> STATED EXERCISE:
In the entries below, find every line with "purple" and copy it.

> DATA FOR PROCESSING:
=-=-=

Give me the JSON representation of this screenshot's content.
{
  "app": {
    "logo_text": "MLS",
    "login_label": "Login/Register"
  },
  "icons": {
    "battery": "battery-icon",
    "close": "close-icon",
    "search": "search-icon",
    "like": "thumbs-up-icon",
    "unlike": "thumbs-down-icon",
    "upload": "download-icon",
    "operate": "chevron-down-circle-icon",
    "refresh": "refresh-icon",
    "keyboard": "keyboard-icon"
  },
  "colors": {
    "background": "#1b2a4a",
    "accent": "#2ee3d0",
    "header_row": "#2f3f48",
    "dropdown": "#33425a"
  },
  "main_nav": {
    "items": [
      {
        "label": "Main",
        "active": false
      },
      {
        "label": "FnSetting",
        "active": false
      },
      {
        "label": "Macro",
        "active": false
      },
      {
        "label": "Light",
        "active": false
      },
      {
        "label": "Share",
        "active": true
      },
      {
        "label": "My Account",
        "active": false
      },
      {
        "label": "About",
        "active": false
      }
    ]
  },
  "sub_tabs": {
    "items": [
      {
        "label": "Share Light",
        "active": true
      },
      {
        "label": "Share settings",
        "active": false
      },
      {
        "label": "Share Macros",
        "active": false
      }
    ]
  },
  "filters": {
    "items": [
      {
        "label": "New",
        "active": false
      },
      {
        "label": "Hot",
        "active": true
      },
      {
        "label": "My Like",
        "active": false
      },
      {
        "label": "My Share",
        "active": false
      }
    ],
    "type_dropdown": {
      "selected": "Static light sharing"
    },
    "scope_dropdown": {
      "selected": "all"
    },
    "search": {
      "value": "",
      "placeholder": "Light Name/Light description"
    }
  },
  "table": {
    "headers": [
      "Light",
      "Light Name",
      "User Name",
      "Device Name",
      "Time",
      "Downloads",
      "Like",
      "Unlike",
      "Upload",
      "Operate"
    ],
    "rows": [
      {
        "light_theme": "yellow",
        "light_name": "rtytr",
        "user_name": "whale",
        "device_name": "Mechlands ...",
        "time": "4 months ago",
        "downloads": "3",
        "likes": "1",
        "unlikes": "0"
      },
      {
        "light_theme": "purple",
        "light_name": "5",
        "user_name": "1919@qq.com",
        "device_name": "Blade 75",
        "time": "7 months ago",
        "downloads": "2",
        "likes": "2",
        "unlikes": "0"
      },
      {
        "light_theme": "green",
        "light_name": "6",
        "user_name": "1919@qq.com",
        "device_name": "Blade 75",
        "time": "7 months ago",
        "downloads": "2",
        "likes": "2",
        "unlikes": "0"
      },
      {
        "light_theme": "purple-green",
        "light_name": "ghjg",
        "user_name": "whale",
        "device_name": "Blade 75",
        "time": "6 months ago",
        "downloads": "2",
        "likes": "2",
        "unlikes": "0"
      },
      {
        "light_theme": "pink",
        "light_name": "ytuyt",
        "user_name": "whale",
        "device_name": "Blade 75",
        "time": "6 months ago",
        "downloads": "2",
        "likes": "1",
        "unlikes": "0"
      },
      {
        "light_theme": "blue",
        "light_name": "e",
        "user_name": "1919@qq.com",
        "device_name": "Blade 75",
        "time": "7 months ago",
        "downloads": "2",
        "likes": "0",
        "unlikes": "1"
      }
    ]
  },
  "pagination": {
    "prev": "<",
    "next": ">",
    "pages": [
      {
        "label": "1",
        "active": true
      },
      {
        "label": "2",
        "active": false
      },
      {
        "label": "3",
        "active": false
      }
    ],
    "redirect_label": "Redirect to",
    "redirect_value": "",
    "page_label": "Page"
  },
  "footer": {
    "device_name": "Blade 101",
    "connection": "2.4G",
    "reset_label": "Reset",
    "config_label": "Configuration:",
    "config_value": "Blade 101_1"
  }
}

=-=-=

> WRITTEN RESPONSE:
        "light_theme": "purple",
        "light_theme": "purple-green",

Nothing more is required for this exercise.